## start

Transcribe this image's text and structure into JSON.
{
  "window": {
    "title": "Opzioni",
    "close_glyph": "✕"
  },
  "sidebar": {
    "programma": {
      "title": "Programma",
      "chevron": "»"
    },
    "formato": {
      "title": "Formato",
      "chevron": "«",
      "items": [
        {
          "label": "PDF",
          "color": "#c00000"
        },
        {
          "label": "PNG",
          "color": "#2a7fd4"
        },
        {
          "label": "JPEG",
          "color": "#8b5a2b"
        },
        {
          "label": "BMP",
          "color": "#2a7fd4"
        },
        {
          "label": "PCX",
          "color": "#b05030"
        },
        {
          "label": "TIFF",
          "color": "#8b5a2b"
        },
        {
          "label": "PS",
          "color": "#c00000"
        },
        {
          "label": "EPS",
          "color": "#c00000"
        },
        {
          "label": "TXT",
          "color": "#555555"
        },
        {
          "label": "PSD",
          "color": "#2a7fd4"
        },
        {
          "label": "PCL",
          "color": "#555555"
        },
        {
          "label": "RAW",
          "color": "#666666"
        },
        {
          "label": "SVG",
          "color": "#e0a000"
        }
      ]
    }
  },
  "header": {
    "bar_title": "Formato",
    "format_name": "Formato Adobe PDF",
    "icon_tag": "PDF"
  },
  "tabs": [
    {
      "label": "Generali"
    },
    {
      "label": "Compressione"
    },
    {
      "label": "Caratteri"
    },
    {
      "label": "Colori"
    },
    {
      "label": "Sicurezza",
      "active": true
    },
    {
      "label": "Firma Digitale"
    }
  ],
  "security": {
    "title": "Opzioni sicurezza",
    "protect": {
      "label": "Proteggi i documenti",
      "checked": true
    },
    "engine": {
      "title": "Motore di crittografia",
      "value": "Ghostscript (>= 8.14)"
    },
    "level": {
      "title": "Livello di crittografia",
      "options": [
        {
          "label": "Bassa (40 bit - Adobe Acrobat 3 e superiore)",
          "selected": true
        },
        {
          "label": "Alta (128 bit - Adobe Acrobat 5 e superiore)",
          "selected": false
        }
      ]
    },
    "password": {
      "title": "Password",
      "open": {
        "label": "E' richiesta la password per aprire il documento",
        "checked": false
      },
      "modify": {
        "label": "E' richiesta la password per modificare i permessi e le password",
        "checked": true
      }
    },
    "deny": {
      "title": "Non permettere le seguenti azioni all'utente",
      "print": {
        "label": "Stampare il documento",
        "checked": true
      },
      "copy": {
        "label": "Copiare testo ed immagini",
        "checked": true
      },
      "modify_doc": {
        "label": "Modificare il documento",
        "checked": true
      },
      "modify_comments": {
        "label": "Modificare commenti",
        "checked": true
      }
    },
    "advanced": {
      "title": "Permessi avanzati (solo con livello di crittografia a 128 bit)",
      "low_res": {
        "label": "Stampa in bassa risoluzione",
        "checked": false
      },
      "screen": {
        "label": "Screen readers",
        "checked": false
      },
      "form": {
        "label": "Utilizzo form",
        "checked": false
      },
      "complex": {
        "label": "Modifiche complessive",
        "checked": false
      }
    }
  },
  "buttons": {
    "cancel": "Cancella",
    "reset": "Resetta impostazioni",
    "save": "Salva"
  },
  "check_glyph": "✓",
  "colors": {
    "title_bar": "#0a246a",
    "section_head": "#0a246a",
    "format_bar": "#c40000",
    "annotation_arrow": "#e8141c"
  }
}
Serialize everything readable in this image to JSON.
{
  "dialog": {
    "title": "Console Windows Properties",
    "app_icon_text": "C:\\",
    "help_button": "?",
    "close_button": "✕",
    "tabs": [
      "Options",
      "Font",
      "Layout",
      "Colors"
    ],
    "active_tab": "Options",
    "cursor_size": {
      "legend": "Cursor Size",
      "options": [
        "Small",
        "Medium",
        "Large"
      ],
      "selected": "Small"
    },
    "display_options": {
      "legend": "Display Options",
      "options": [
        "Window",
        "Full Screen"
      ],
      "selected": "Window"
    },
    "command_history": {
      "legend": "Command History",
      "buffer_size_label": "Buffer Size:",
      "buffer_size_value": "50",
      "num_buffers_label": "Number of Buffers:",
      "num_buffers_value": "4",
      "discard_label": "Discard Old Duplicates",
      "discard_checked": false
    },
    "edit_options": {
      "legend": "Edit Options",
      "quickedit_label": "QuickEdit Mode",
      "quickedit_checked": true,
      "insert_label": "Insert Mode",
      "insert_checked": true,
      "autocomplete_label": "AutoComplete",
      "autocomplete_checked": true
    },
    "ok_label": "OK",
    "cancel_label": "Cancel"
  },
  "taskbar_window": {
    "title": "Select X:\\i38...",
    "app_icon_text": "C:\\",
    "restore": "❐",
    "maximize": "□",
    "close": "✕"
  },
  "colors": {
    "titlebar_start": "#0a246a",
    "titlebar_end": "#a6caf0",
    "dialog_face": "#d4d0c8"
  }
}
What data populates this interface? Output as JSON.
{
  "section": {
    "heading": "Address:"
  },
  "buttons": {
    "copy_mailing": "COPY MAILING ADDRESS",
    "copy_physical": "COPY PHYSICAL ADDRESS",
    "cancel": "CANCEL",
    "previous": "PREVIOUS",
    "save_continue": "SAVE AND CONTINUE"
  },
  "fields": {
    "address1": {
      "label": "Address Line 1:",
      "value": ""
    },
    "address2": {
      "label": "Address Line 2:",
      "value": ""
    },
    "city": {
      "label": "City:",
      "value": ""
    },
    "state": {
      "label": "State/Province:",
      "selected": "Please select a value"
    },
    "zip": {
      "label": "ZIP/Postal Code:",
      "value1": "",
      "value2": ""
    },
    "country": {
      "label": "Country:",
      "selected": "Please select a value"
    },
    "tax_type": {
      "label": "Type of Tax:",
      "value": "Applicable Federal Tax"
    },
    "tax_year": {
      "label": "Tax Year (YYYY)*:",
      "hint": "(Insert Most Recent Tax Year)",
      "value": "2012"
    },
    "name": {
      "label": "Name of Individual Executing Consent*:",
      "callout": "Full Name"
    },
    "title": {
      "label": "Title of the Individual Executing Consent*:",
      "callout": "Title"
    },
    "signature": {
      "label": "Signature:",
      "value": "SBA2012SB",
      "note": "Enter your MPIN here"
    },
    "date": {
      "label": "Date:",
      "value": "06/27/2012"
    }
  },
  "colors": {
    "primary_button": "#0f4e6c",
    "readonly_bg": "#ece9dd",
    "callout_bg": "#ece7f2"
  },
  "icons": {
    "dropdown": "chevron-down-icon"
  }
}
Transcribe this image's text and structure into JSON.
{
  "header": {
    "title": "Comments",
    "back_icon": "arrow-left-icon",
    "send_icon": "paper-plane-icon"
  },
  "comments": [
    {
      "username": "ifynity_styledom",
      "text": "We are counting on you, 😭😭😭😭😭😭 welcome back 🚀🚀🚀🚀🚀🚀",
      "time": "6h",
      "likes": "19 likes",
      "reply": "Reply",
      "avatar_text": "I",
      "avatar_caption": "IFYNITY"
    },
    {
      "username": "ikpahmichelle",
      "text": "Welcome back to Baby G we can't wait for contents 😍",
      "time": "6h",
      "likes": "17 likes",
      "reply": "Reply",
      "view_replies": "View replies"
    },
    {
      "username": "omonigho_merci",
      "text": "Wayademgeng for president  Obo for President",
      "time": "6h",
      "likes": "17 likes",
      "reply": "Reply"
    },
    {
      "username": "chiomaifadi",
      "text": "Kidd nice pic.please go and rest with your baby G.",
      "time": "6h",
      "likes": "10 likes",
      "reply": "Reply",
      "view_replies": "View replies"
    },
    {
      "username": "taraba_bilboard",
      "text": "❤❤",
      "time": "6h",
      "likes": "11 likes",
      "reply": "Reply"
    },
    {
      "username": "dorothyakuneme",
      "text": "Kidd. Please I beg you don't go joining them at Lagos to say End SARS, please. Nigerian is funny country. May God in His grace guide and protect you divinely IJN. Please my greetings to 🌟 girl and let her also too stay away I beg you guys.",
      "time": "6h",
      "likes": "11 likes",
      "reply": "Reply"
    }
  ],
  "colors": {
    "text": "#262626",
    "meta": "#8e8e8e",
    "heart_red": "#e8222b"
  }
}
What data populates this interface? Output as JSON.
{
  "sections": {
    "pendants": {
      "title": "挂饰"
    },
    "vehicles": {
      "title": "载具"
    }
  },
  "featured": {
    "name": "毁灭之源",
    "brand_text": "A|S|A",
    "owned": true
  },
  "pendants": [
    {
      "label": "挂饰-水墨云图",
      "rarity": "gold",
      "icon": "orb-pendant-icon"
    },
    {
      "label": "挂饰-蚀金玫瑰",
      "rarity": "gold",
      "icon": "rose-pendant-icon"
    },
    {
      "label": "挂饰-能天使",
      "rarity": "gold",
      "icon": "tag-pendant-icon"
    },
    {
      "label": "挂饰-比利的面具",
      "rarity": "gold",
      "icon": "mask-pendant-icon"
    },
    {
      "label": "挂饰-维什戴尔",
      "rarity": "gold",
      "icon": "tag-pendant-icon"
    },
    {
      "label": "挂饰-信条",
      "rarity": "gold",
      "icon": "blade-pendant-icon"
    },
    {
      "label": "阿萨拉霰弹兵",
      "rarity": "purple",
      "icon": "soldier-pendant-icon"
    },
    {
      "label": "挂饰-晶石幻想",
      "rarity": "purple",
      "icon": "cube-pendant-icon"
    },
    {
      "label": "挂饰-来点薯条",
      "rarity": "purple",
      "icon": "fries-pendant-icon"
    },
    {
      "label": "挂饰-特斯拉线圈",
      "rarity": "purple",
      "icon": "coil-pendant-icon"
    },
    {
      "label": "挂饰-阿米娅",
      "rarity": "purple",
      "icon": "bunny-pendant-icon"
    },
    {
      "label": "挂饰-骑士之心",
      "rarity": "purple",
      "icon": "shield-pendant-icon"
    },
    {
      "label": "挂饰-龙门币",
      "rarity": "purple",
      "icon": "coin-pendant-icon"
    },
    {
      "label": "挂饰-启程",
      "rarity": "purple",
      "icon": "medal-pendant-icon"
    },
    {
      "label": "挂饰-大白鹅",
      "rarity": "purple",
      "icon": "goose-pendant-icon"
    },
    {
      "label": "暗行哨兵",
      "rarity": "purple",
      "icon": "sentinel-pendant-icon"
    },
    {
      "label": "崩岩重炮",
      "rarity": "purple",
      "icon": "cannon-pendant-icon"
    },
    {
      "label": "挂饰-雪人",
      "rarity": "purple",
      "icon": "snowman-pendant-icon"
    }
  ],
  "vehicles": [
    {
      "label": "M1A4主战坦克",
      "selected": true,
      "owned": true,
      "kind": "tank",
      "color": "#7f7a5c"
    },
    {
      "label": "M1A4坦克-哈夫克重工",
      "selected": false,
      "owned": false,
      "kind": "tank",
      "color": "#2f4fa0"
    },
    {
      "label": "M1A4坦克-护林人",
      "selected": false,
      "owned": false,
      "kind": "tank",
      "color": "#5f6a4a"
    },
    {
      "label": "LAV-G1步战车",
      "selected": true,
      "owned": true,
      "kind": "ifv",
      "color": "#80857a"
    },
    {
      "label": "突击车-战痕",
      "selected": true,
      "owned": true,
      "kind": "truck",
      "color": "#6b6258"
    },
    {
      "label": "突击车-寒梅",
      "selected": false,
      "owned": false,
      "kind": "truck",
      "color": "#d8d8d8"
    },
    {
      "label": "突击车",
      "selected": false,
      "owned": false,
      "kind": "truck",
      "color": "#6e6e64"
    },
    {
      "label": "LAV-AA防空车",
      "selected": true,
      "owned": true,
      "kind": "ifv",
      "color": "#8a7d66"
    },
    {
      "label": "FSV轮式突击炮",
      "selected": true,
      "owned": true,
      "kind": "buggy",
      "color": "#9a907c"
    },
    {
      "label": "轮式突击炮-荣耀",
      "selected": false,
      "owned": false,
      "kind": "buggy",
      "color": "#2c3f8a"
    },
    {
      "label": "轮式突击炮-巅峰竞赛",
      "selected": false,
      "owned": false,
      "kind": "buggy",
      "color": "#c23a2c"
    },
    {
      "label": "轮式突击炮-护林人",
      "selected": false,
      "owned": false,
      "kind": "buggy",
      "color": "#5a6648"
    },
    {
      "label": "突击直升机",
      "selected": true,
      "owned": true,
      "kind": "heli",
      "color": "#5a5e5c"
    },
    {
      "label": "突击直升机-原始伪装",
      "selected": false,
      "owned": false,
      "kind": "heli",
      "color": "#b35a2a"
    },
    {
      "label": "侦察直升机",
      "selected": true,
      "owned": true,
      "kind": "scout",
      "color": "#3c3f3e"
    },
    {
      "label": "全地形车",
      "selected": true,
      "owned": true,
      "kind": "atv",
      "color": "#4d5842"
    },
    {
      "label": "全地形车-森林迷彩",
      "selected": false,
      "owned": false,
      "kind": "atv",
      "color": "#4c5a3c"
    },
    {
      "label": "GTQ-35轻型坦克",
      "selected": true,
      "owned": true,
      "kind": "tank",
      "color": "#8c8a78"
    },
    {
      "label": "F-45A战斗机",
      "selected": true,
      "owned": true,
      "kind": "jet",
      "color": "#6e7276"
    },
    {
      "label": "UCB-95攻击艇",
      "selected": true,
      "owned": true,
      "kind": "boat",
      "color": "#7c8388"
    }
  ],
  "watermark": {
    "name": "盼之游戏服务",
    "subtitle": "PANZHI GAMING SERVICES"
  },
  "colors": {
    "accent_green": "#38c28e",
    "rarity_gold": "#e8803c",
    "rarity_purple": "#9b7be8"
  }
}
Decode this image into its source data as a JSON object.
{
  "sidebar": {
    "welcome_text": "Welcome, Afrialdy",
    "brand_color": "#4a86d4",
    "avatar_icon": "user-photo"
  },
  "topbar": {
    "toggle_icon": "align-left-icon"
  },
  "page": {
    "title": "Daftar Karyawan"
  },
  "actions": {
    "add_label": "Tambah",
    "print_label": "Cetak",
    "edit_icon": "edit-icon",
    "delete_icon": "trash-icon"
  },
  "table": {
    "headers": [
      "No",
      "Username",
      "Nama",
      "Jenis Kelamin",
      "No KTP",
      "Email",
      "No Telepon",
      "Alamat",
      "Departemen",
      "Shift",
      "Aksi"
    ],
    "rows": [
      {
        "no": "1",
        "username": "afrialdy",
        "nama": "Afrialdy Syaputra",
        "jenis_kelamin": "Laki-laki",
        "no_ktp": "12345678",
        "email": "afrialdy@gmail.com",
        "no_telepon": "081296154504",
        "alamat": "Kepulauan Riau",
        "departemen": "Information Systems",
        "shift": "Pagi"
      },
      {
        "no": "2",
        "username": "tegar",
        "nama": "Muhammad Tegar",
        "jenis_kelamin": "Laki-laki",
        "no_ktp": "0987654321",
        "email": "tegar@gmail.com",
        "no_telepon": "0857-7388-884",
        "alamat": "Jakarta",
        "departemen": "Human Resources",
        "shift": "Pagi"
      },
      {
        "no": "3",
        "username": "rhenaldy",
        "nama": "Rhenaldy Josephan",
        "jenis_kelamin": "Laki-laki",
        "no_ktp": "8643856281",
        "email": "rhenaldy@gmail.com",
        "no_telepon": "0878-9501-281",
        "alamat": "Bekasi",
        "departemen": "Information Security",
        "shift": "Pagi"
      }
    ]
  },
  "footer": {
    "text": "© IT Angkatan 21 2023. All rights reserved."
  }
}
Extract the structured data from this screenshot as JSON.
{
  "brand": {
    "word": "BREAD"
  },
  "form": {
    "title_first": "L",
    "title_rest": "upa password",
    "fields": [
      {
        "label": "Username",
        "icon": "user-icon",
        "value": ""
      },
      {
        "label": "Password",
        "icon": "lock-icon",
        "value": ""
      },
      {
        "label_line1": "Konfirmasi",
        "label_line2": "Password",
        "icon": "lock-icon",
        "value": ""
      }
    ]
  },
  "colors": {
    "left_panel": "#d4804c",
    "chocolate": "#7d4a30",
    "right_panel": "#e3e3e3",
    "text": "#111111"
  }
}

## end

**EXERCISE PROMPT:** Using the records above, find and show each line with the string "image".

**OUTPUT BELOW:**
Transcribe this image's text and structure into JSON.
Serialize everything readable in this image to JSON.
Transcribe this image's text and structure into JSON.
Decode this image into its source data as a JSON object.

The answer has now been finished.